━━ Records to use ━━

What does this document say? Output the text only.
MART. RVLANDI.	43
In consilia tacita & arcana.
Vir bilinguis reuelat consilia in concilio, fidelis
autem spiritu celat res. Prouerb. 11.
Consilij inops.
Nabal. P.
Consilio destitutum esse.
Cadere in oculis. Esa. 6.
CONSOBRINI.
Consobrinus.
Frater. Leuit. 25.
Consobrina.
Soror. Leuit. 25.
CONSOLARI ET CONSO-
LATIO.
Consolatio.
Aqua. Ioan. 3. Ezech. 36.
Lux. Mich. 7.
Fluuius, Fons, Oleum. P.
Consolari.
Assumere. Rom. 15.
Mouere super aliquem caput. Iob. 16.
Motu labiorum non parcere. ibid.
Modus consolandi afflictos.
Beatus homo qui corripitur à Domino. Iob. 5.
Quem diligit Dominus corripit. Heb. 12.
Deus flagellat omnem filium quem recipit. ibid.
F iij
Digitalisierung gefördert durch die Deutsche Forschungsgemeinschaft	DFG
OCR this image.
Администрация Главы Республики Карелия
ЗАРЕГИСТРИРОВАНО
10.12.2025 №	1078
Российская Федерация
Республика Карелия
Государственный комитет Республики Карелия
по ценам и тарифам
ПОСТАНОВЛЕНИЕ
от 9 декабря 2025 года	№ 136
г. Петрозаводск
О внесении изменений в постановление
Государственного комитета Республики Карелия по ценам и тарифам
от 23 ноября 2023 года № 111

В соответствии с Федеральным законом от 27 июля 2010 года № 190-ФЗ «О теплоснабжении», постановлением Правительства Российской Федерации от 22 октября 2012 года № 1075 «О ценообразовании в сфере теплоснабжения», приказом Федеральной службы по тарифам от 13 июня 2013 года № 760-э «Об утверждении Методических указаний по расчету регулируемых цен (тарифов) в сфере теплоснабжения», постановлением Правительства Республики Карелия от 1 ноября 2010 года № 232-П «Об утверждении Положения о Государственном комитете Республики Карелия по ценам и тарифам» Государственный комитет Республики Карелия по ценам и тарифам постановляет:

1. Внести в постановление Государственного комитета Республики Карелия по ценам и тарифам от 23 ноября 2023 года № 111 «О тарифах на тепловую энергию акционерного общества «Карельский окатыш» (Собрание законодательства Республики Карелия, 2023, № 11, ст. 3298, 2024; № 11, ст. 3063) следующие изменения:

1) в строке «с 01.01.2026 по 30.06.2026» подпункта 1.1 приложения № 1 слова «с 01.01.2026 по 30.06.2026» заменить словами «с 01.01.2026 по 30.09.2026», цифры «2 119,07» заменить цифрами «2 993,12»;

━━━

--- Stated exercise ---
Retype every entry word for word.

--- Correct output ---
What does this document say? Output the text only.
MART. RVLANDI.	43
In consilia tacita & arcana.
Vir bilinguis reuelat consilia in concilio, fidelis
autem spiritu celat res. Prouerb. 11.
Consilij inops.
Nabal. P.
Consilio destitutum esse.
Cadere in oculis. Esa. 6.
CONSOBRINI.
Consobrinus.
Frater. Leuit. 25.
Consobrina.
Soror. Leuit. 25.
CONSOLARI ET CONSO-
LATIO.
Consolatio.
Aqua. Ioan. 3. Ezech. 36.
Lux. Mich. 7.
Fluuius, Fons, Oleum. P.
Consolari.
Assumere. Rom. 15.
Mouere super aliquem caput. Iob. 16.
Motu labiorum non parcere. ibid.
Modus consolandi afflictos.
Beatus homo qui corripitur à Domino. Iob. 5.
Quem diligit Dominus corripit. Heb. 12.
Deus flagellat omnem filium quem recipit. ibid.
F iij
Digitalisierung gefördert durch die Deutsche Forschungsgemeinschaft	DFG
OCR this image.
Администрация Главы Республики Карелия
ЗАРЕГИСТРИРОВАНО
10.12.2025 №	1078
Российская Федерация
Республика Карелия
Государственный комитет Республики Карелия
по ценам и тарифам
ПОСТАНОВЛЕНИЕ
от 9 декабря 2025 года	№ 136
г. Петрозаводск
О внесении изменений в постановление
Государственного комитета Республики Карелия по ценам и тарифам
от 23 ноября 2023 года № 111

В соответствии с Федеральным законом от 27 июля 2010 года № 190-ФЗ «О теплоснабжении», постановлением Правительства Российской Федерации от 22 октября 2012 года № 1075 «О ценообразовании в сфере теплоснабжения», приказом Федеральной службы по тарифам от 13 июня 2013 года № 760-э «Об утверждении Методических указаний по расчету регулируемых цен (тарифов) в сфере теплоснабжения», постановлением Правительства Республики Карелия от 1 ноября 2010 года № 232-П «Об утверждении Положения о Государственном комитете Республики Карелия по ценам и тарифам» Государственный комитет Республики Карелия по ценам и тарифам постановляет:

1. Внести в постановление Государственного комитета Республики Карелия по ценам и тарифам от 23 ноября 2023 года № 111 «О тарифах на тепловую энергию акционерного общества «Карельский окатыш» (Собрание законодательства Республики Карелия, 2023, № 11, ст. 3298, 2024; № 11, ст. 3063) следующие изменения:

1) в строке «с 01.01.2026 по 30.06.2026» подпункта 1.1 приложения № 1 слова «с 01.01.2026 по 30.06.2026» заменить словами «с 01.01.2026 по 30.09.2026», цифры «2 119,07» заменить цифрами «2 993,12»;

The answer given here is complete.